Exercise directions => For each entry that follows, produce an exact copy.

Material for this task =>
————————

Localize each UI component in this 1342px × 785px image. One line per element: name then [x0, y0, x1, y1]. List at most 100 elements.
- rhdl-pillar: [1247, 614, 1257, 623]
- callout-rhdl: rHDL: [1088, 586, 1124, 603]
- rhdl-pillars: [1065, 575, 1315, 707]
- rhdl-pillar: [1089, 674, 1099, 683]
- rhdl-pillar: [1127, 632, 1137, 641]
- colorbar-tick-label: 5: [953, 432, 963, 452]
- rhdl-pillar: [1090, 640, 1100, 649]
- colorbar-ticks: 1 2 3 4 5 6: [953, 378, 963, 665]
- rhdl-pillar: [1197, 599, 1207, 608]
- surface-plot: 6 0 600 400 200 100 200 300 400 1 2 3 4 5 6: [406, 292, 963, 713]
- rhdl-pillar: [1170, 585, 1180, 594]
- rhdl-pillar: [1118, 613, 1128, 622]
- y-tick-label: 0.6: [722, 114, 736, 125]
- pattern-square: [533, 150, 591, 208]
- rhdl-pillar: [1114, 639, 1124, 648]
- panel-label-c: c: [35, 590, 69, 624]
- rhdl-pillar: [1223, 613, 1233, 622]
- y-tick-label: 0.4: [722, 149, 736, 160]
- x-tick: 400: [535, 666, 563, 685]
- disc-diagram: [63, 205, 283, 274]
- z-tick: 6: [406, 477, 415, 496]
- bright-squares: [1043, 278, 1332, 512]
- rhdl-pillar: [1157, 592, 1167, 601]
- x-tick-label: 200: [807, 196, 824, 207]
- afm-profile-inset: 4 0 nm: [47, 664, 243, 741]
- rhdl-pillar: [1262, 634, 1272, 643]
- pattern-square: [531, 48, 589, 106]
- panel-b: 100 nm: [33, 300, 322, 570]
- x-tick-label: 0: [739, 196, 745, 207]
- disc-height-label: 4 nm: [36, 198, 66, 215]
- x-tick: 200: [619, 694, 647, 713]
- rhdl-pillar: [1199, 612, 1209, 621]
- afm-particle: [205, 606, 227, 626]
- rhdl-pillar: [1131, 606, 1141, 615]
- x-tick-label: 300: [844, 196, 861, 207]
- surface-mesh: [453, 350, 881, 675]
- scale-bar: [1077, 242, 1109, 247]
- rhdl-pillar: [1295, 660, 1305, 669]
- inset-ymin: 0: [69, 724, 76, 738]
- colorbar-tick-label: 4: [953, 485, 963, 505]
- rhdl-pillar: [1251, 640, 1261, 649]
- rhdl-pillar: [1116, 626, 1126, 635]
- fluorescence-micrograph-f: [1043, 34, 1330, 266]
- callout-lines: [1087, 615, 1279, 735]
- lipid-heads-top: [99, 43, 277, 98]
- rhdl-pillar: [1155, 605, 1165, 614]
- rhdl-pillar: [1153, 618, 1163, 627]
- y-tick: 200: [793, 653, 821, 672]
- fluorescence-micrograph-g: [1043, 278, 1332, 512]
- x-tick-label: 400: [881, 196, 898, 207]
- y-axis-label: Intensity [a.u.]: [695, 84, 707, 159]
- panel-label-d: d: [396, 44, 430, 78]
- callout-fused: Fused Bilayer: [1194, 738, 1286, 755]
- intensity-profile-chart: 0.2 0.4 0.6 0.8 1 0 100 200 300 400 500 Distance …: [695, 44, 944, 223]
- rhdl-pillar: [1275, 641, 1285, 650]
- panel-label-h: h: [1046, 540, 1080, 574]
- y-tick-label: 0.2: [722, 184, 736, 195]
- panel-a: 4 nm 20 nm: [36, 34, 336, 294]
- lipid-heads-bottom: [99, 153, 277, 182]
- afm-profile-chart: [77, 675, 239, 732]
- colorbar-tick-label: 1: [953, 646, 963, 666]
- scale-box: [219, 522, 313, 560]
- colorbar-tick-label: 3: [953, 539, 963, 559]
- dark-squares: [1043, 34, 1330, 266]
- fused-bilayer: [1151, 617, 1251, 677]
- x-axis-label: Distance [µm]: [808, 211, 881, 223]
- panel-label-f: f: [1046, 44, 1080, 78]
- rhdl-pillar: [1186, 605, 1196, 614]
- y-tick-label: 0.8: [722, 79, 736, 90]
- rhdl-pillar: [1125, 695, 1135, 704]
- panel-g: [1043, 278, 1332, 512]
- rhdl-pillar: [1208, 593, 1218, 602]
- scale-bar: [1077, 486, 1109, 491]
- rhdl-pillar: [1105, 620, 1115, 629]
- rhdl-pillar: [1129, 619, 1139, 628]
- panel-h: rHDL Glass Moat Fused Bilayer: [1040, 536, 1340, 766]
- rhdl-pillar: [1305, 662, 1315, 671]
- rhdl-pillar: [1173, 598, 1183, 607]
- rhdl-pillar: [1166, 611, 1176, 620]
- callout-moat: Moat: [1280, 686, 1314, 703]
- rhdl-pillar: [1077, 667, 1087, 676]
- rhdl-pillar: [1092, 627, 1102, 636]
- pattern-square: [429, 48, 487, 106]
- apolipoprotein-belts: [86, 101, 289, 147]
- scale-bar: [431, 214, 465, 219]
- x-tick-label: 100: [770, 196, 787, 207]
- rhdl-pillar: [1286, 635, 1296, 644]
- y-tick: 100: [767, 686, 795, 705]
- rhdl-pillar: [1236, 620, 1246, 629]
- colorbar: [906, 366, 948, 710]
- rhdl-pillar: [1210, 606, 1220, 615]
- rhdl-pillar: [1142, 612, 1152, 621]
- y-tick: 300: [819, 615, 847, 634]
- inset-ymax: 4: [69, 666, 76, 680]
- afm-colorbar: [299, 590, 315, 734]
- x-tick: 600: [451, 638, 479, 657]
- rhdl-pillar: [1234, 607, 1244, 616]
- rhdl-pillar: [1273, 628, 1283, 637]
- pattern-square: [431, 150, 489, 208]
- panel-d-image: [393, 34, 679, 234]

————————

Answer for this exercise =>
Localize each UI component in this 1342px × 785px image. One line per element: name then [x0, y0, x1, y1]. List at most 100 elements.
- rhdl-pillar: [1247, 614, 1257, 623]
- callout-rhdl: rHDL: [1088, 586, 1124, 603]
- rhdl-pillars: [1065, 575, 1315, 707]
- rhdl-pillar: [1089, 674, 1099, 683]
- rhdl-pillar: [1127, 632, 1137, 641]
- colorbar-tick-label: 5: [953, 432, 963, 452]
- rhdl-pillar: [1090, 640, 1100, 649]
- colorbar-ticks: 1 2 3 4 5 6: [953, 378, 963, 665]
- rhdl-pillar: [1197, 599, 1207, 608]
- surface-plot: 6 0 600 400 200 100 200 300 400 1 2 3 4 5 6: [406, 292, 963, 713]
- rhdl-pillar: [1170, 585, 1180, 594]
- rhdl-pillar: [1118, 613, 1128, 622]
- y-tick-label: 0.6: [722, 114, 736, 125]
- pattern-square: [533, 150, 591, 208]
- rhdl-pillar: [1114, 639, 1124, 648]
- panel-label-c: c: [35, 590, 69, 624]
- rhdl-pillar: [1223, 613, 1233, 622]
- y-tick-label: 0.4: [722, 149, 736, 160]
- x-tick: 400: [535, 666, 563, 685]
- disc-diagram: [63, 205, 283, 274]
- z-tick: 6: [406, 477, 415, 496]
- bright-squares: [1043, 278, 1332, 512]
- rhdl-pillar: [1157, 592, 1167, 601]
- x-tick-label: 200: [807, 196, 824, 207]
- afm-profile-inset: 4 0 nm: [47, 664, 243, 741]
- rhdl-pillar: [1262, 634, 1272, 643]
- pattern-square: [531, 48, 589, 106]
- panel-b: 100 nm: [33, 300, 322, 570]
- x-tick-label: 0: [739, 196, 745, 207]
- disc-height-label: 4 nm: [36, 198, 66, 215]
- x-tick: 200: [619, 694, 647, 713]
- rhdl-pillar: [1199, 612, 1209, 621]
- afm-particle: [205, 606, 227, 626]
- rhdl-pillar: [1131, 606, 1141, 615]
- x-tick-label: 300: [844, 196, 861, 207]
- surface-mesh: [453, 350, 881, 675]
- scale-bar: [1077, 242, 1109, 247]
- rhdl-pillar: [1295, 660, 1305, 669]
- inset-ymin: 0: [69, 724, 76, 738]
- colorbar-tick-label: 4: [953, 485, 963, 505]
- rhdl-pillar: [1251, 640, 1261, 649]
- rhdl-pillar: [1116, 626, 1126, 635]
- fluorescence-micrograph-f: [1043, 34, 1330, 266]
- callout-lines: [1087, 615, 1279, 735]
- lipid-heads-top: [99, 43, 277, 98]
- rhdl-pillar: [1155, 605, 1165, 614]
- rhdl-pillar: [1153, 618, 1163, 627]
- y-tick: 200: [793, 653, 821, 672]
- fluorescence-micrograph-g: [1043, 278, 1332, 512]
- x-tick-label: 400: [881, 196, 898, 207]
- y-axis-label: Intensity [a.u.]: [695, 84, 707, 159]
- panel-label-d: d: [396, 44, 430, 78]
- callout-fused: Fused Bilayer: [1194, 738, 1286, 755]
- intensity-profile-chart: 0.2 0.4 0.6 0.8 1 0 100 200 300 400 500 Distance …: [695, 44, 944, 223]
- rhdl-pillar: [1275, 641, 1285, 650]
- panel-label-h: h: [1046, 540, 1080, 574]
- y-tick-label: 0.2: [722, 184, 736, 195]
- panel-a: 4 nm 20 nm: [36, 34, 336, 294]
- lipid-heads-bottom: [99, 153, 277, 182]
- afm-profile-chart: [77, 675, 239, 732]
- colorbar-tick-label: 1: [953, 646, 963, 666]
- scale-box: [219, 522, 313, 560]
- colorbar-tick-label: 3: [953, 539, 963, 559]
- dark-squares: [1043, 34, 1330, 266]
- fused-bilayer: [1151, 617, 1251, 677]
- x-axis-label: Distance [µm]: [808, 211, 881, 223]
- panel-label-f: f: [1046, 44, 1080, 78]
- rhdl-pillar: [1186, 605, 1196, 614]
- y-tick-label: 0.8: [722, 79, 736, 90]
- rhdl-pillar: [1125, 695, 1135, 704]
- panel-g: [1043, 278, 1332, 512]
- rhdl-pillar: [1208, 593, 1218, 602]
- scale-bar: [1077, 486, 1109, 491]
- rhdl-pillar: [1105, 620, 1115, 629]
- rhdl-pillar: [1129, 619, 1139, 628]
- panel-h: rHDL Glass Moat Fused Bilayer: [1040, 536, 1340, 766]
- rhdl-pillar: [1305, 662, 1315, 671]
- rhdl-pillar: [1173, 598, 1183, 607]
- rhdl-pillar: [1166, 611, 1176, 620]
- callout-moat: Moat: [1280, 686, 1314, 703]
- rhdl-pillar: [1077, 667, 1087, 676]
- rhdl-pillar: [1092, 627, 1102, 636]
- pattern-square: [429, 48, 487, 106]
- apolipoprotein-belts: [86, 101, 289, 147]
- scale-bar: [431, 214, 465, 219]
- x-tick-label: 100: [770, 196, 787, 207]
- rhdl-pillar: [1286, 635, 1296, 644]
- y-tick: 100: [767, 686, 795, 705]
- rhdl-pillar: [1236, 620, 1246, 629]
- colorbar: [906, 366, 948, 710]
- rhdl-pillar: [1210, 606, 1220, 615]
- rhdl-pillar: [1142, 612, 1152, 621]
- y-tick: 300: [819, 615, 847, 634]
- inset-ymax: 4: [69, 666, 76, 680]
- afm-colorbar: [299, 590, 315, 734]
- x-tick: 600: [451, 638, 479, 657]
- rhdl-pillar: [1234, 607, 1244, 616]
- rhdl-pillar: [1273, 628, 1283, 637]
- pattern-square: [431, 150, 489, 208]
- panel-d-image: [393, 34, 679, 234]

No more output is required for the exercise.